• [Directions]:
Copy the listing from its first line through the line with "- Y-axis label: *Treasury", swapping "Identify" for "Find" and keeping everything else the same.

--- begin ---

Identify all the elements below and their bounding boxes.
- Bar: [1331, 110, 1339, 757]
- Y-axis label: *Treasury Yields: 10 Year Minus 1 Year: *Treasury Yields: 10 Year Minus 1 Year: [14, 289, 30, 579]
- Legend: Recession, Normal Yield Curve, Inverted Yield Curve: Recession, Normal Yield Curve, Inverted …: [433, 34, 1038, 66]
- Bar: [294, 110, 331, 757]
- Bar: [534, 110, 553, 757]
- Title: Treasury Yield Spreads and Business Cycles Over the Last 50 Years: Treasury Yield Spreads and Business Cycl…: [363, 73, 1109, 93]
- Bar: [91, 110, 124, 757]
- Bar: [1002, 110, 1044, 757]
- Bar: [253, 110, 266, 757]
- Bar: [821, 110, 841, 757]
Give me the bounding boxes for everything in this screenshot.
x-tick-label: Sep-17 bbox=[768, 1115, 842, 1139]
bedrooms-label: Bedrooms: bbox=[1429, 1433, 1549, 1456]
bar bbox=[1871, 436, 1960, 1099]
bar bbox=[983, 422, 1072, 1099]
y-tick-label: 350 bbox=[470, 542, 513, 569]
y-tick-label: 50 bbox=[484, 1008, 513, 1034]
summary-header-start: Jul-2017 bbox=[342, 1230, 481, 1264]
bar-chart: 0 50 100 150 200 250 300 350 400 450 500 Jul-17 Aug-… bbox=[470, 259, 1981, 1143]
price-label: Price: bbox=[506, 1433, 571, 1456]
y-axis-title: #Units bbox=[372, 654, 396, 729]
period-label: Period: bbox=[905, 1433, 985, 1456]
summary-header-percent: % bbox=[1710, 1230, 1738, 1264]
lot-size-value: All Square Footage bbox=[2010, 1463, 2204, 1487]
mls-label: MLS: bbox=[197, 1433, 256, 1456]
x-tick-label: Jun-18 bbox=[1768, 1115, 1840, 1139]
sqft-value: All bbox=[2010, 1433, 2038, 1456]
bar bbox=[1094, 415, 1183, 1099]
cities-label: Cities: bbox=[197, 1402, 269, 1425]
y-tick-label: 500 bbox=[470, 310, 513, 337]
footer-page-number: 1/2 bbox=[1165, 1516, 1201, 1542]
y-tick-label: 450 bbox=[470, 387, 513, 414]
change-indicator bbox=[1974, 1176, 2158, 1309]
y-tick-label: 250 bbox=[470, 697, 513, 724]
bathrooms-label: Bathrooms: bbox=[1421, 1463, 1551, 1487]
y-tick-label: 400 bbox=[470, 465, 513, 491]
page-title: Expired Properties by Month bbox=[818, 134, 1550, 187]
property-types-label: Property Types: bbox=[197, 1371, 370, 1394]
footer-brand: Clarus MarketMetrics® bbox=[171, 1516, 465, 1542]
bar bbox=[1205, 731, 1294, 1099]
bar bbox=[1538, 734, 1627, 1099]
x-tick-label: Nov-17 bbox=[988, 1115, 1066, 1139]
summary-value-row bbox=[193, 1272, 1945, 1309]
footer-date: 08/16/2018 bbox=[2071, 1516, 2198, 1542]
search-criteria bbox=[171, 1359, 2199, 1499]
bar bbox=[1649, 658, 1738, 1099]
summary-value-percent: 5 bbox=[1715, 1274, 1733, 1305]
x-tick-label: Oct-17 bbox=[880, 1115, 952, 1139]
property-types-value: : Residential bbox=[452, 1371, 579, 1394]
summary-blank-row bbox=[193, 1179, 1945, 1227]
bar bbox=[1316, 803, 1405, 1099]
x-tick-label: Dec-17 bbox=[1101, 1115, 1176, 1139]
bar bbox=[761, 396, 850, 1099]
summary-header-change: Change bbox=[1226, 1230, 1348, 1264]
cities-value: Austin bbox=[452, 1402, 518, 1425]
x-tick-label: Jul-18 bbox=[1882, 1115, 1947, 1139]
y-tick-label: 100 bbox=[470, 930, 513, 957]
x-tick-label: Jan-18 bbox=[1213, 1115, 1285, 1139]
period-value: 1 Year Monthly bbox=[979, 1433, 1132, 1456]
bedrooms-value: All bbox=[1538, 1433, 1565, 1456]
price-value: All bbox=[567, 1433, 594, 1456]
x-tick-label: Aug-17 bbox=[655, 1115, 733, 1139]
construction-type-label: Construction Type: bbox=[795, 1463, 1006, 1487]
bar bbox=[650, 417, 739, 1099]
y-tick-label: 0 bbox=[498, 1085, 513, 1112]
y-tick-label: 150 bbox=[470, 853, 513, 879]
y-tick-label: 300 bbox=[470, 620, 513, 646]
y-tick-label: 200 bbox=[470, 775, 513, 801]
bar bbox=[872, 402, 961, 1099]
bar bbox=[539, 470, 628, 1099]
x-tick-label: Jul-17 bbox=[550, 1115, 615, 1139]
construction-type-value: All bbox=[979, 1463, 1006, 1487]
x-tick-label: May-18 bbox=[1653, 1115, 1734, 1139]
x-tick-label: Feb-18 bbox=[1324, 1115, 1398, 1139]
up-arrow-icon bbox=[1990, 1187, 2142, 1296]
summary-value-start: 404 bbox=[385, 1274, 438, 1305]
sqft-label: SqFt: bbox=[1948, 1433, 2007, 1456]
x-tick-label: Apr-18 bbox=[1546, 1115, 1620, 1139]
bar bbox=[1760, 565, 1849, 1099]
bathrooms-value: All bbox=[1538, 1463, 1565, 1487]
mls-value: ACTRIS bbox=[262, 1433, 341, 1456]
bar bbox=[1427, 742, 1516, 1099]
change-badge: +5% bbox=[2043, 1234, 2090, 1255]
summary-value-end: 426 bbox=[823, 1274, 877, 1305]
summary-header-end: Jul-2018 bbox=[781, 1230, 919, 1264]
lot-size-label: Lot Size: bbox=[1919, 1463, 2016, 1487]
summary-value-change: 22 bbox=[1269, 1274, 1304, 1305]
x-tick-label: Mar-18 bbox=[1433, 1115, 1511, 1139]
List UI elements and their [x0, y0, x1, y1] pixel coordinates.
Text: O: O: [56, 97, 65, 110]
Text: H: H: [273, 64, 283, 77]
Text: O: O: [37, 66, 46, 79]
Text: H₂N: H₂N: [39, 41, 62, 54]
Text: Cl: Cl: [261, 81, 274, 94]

--- end ---

• [Finished task]:
Find all the elements below and their bounding boxes.
- Bar: [1331, 110, 1339, 757]
- Y-axis label: *Treasury Yields: 10 Year Minus 1 Year: *Treasury Yields: 10 Year Minus 1 Year: [14, 289, 30, 579]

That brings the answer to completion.